» **The problem**
Each record needs to be echoed exactly; can you do that?

• • • • •

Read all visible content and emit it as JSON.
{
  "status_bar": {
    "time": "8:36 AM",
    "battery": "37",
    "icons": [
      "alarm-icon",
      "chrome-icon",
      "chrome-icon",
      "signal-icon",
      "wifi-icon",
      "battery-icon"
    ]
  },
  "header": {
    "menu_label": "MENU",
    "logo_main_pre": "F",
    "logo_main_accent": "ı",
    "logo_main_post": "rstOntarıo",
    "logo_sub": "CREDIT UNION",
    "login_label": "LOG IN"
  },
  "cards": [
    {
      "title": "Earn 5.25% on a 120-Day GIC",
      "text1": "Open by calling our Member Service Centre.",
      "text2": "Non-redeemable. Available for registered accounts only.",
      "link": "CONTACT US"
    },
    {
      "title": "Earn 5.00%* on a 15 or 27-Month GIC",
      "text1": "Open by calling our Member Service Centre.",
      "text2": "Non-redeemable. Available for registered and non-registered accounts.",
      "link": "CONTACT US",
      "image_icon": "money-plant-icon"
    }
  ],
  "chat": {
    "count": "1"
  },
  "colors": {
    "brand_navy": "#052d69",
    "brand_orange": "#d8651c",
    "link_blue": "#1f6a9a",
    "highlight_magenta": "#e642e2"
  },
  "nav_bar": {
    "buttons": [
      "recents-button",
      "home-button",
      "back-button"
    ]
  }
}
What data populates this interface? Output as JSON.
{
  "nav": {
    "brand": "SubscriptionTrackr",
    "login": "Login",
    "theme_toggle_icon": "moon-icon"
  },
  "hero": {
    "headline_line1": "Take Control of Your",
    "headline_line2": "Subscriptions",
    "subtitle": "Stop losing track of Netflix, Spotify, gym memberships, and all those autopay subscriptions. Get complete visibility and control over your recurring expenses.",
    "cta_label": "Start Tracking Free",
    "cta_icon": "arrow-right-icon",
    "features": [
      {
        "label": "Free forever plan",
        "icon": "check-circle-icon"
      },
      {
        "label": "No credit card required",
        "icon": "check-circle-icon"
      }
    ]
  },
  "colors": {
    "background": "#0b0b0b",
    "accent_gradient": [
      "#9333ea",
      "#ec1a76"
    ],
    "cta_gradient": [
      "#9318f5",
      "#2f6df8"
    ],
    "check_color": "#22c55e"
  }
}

• • • • •

» **Written response**
Read all visible content and emit it as JSON.
{
  "status_bar": {
    "time": "8:36 AM",
    "battery": "37",
    "icons": [
      "alarm-icon",
      "chrome-icon",
      "chrome-icon",
      "signal-icon",
      "wifi-icon",
      "battery-icon"
    ]
  },
  "header": {
    "menu_label": "MENU",
    "logo_main_pre": "F",
    "logo_main_accent": "ı",
    "logo_main_post": "rstOntarıo",
    "logo_sub": "CREDIT UNION",
    "login_label": "LOG IN"
  },
  "cards": [
    {
      "title": "Earn 5.25% on a 120-Day GIC",
      "text1": "Open by calling our Member Service Centre.",
      "text2": "Non-redeemable. Available for registered accounts only.",
      "link": "CONTACT US"
    },
    {
      "title": "Earn 5.00%* on a 15 or 27-Month GIC",
      "text1": "Open by calling our Member Service Centre.",
      "text2": "Non-redeemable. Available for registered and non-registered accounts.",
      "link": "CONTACT US",
      "image_icon": "money-plant-icon"
    }
  ],
  "chat": {
    "count": "1"
  },
  "colors": {
    "brand_navy": "#052d69",
    "brand_orange": "#d8651c",
    "link_blue": "#1f6a9a",
    "highlight_magenta": "#e642e2"
  },
  "nav_bar": {
    "buttons": [
      "recents-button",
      "home-button",
      "back-button"
    ]
  }
}
What data populates this interface? Output as JSON.
{
  "nav": {
    "brand": "SubscriptionTrackr",
    "login": "Login",
    "theme_toggle_icon": "moon-icon"
  },
  "hero": {
    "headline_line1": "Take Control of Your",
    "headline_line2": "Subscriptions",
    "subtitle": "Stop losing track of Netflix, Spotify, gym memberships, and all those autopay subscriptions. Get complete visibility and control over your recurring expenses.",
    "cta_label": "Start Tracking Free",
    "cta_icon": "arrow-right-icon",
    "features": [
      {
        "label": "Free forever plan",
        "icon": "check-circle-icon"
      },
      {
        "label": "No credit card required",
        "icon": "check-circle-icon"
      }
    ]
  },
  "colors": {
    "background": "#0b0b0b",
    "accent_gradient": [
      "#9333ea",
      "#ec1a76"
    ],
    "cta_gradient": [
      "#9318f5",
      "#2f6df8"
    ],
    "check_color": "#22c55e"
  }
}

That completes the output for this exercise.